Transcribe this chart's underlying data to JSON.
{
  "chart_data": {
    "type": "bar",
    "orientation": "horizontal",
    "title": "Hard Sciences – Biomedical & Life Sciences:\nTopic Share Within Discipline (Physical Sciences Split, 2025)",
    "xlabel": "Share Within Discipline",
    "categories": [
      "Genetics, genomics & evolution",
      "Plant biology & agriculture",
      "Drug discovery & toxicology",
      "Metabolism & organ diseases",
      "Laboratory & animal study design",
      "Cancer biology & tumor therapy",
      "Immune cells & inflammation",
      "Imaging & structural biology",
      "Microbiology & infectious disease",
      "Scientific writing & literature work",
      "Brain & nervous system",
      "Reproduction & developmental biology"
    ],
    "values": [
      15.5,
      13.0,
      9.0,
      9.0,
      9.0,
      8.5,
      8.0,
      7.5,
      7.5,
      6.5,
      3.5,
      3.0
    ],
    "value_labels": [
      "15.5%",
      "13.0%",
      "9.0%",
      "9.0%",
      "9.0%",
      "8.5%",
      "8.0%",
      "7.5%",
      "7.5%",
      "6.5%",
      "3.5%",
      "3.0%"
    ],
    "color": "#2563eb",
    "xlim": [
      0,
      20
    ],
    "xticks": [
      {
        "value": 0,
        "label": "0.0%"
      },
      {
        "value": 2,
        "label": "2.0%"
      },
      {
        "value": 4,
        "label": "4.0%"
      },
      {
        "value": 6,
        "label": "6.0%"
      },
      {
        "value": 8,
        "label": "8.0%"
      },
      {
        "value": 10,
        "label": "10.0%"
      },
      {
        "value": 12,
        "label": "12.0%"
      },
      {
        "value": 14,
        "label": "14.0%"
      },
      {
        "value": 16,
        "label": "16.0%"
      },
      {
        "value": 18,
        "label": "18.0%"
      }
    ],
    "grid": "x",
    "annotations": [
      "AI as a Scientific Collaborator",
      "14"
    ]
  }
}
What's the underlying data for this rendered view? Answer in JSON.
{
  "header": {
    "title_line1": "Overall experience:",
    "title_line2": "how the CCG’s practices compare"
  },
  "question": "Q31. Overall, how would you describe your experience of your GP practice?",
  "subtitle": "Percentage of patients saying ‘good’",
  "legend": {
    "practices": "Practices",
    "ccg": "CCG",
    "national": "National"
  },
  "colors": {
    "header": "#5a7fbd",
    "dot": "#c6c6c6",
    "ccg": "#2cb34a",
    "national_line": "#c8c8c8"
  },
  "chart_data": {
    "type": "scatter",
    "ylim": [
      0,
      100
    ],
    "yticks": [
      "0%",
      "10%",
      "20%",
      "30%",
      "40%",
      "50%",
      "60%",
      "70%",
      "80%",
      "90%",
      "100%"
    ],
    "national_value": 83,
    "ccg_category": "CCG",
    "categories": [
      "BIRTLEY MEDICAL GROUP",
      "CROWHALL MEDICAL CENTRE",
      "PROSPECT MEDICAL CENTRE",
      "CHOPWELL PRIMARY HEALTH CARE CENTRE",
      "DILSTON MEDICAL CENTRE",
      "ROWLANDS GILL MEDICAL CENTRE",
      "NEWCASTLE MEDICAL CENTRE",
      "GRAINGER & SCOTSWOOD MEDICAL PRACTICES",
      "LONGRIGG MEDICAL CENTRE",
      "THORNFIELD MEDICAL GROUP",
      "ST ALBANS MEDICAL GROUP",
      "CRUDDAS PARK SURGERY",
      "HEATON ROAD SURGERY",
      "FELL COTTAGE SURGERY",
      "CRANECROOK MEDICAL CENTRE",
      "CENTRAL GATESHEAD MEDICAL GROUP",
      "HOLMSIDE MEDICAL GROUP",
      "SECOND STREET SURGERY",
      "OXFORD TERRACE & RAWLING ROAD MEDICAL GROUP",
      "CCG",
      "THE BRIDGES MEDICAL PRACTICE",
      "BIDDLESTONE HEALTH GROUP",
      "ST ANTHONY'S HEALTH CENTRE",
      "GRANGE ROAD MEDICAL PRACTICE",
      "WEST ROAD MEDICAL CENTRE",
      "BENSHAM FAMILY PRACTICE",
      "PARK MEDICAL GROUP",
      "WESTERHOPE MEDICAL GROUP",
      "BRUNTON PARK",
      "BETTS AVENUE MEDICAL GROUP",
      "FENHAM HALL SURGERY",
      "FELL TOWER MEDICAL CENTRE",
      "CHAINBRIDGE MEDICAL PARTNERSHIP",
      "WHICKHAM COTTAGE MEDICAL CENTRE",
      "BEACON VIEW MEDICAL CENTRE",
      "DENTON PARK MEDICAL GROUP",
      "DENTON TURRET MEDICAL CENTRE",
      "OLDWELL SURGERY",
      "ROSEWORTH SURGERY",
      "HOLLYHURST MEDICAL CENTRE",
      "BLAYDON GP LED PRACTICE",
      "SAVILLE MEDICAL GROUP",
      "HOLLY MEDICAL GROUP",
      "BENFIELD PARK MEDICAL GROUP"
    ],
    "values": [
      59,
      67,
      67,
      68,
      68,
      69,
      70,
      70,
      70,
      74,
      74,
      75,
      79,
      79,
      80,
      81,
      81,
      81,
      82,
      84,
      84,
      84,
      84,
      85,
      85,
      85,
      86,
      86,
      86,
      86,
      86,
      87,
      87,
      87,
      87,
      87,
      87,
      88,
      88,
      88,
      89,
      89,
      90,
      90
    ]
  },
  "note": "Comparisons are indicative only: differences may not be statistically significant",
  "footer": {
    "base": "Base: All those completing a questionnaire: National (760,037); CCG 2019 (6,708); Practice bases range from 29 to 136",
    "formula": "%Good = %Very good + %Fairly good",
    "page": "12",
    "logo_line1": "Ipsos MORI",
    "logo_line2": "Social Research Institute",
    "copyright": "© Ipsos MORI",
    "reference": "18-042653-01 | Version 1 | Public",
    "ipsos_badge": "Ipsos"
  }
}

▸ **PROBLEM DESCRIPTION**:
Repeat the data in its entirety, word for word.

▸ **SOLVED PROBLEM**:
Transcribe this chart's underlying data to JSON.
{
  "chart_data": {
    "type": "bar",
    "orientation": "horizontal",
    "title": "Hard Sciences – Biomedical & Life Sciences:\nTopic Share Within Discipline (Physical Sciences Split, 2025)",
    "xlabel": "Share Within Discipline",
    "categories": [
      "Genetics, genomics & evolution",
      "Plant biology & agriculture",
      "Drug discovery & toxicology",
      "Metabolism & organ diseases",
      "Laboratory & animal study design",
      "Cancer biology & tumor therapy",
      "Immune cells & inflammation",
      "Imaging & structural biology",
      "Microbiology & infectious disease",
      "Scientific writing & literature work",
      "Brain & nervous system",
      "Reproduction & developmental biology"
    ],
    "values": [
      15.5,
      13.0,
      9.0,
      9.0,
      9.0,
      8.5,
      8.0,
      7.5,
      7.5,
      6.5,
      3.5,
      3.0
    ],
    "value_labels": [
      "15.5%",
      "13.0%",
      "9.0%",
      "9.0%",
      "9.0%",
      "8.5%",
      "8.0%",
      "7.5%",
      "7.5%",
      "6.5%",
      "3.5%",
      "3.0%"
    ],
    "color": "#2563eb",
    "xlim": [
      0,
      20
    ],
    "xticks": [
      {
        "value": 0,
        "label": "0.0%"
      },
      {
        "value": 2,
        "label": "2.0%"
      },
      {
        "value": 4,
        "label": "4.0%"
      },
      {
        "value": 6,
        "label": "6.0%"
      },
      {
        "value": 8,
        "label": "8.0%"
      },
      {
        "value": 10,
        "label": "10.0%"
      },
      {
        "value": 12,
        "label": "12.0%"
      },
      {
        "value": 14,
        "label": "14.0%"
      },
      {
        "value": 16,
        "label": "16.0%"
      },
      {
        "value": 18,
        "label": "18.0%"
      }
    ],
    "grid": "x",
    "annotations": [
      "AI as a Scientific Collaborator",
      "14"
    ]
  }
}
What's the underlying data for this rendered view? Answer in JSON.
{
  "header": {
    "title_line1": "Overall experience:",
    "title_line2": "how the CCG’s practices compare"
  },
  "question": "Q31. Overall, how would you describe your experience of your GP practice?",
  "subtitle": "Percentage of patients saying ‘good’",
  "legend": {
    "practices": "Practices",
    "ccg": "CCG",
    "national": "National"
  },
  "colors": {
    "header": "#5a7fbd",
    "dot": "#c6c6c6",
    "ccg": "#2cb34a",
    "national_line": "#c8c8c8"
  },
  "chart_data": {
    "type": "scatter",
    "ylim": [
      0,
      100
    ],
    "yticks": [
      "0%",
      "10%",
      "20%",
      "30%",
      "40%",
      "50%",
      "60%",
      "70%",
      "80%",
      "90%",
      "100%"
    ],
    "national_value": 83,
    "ccg_category": "CCG",
    "categories": [
      "BIRTLEY MEDICAL GROUP",
      "CROWHALL MEDICAL CENTRE",
      "PROSPECT MEDICAL CENTRE",
      "CHOPWELL PRIMARY HEALTH CARE CENTRE",
      "DILSTON MEDICAL CENTRE",
      "ROWLANDS GILL MEDICAL CENTRE",
      "NEWCASTLE MEDICAL CENTRE",
      "GRAINGER & SCOTSWOOD MEDICAL PRACTICES",
      "LONGRIGG MEDICAL CENTRE",
      "THORNFIELD MEDICAL GROUP",
      "ST ALBANS MEDICAL GROUP",
      "CRUDDAS PARK SURGERY",
      "HEATON ROAD SURGERY",
      "FELL COTTAGE SURGERY",
      "CRANECROOK MEDICAL CENTRE",
      "CENTRAL GATESHEAD MEDICAL GROUP",
      "HOLMSIDE MEDICAL GROUP",
      "SECOND STREET SURGERY",
      "OXFORD TERRACE & RAWLING ROAD MEDICAL GROUP",
      "CCG",
      "THE BRIDGES MEDICAL PRACTICE",
      "BIDDLESTONE HEALTH GROUP",
      "ST ANTHONY'S HEALTH CENTRE",
      "GRANGE ROAD MEDICAL PRACTICE",
      "WEST ROAD MEDICAL CENTRE",
      "BENSHAM FAMILY PRACTICE",
      "PARK MEDICAL GROUP",
      "WESTERHOPE MEDICAL GROUP",
      "BRUNTON PARK",
      "BETTS AVENUE MEDICAL GROUP",
      "FENHAM HALL SURGERY",
      "FELL TOWER MEDICAL CENTRE",
      "CHAINBRIDGE MEDICAL PARTNERSHIP",
      "WHICKHAM COTTAGE MEDICAL CENTRE",
      "BEACON VIEW MEDICAL CENTRE",
      "DENTON PARK MEDICAL GROUP",
      "DENTON TURRET MEDICAL CENTRE",
      "OLDWELL SURGERY",
      "ROSEWORTH SURGERY",
      "HOLLYHURST MEDICAL CENTRE",
      "BLAYDON GP LED PRACTICE",
      "SAVILLE MEDICAL GROUP",
      "HOLLY MEDICAL GROUP",
      "BENFIELD PARK MEDICAL GROUP"
    ],
    "values": [
      59,
      67,
      67,
      68,
      68,
      69,
      70,
      70,
      70,
      74,
      74,
      75,
      79,
      79,
      80,
      81,
      81,
      81,
      82,
      84,
      84,
      84,
      84,
      85,
      85,
      85,
      86,
      86,
      86,
      86,
      86,
      87,
      87,
      87,
      87,
      87,
      87,
      88,
      88,
      88,
      89,
      89,
      90,
      90
    ]
  },
  "note": "Comparisons are indicative only: differences may not be statistically significant",
  "footer": {
    "base": "Base: All those completing a questionnaire: National (760,037); CCG 2019 (6,708); Practice bases range from 29 to 136",
    "formula": "%Good = %Very good + %Fairly good",
    "page": "12",
    "logo_line1": "Ipsos MORI",
    "logo_line2": "Social Research Institute",
    "copyright": "© Ipsos MORI",
    "reference": "18-042653-01 | Version 1 | Public",
    "ipsos_badge": "Ipsos"
  }
}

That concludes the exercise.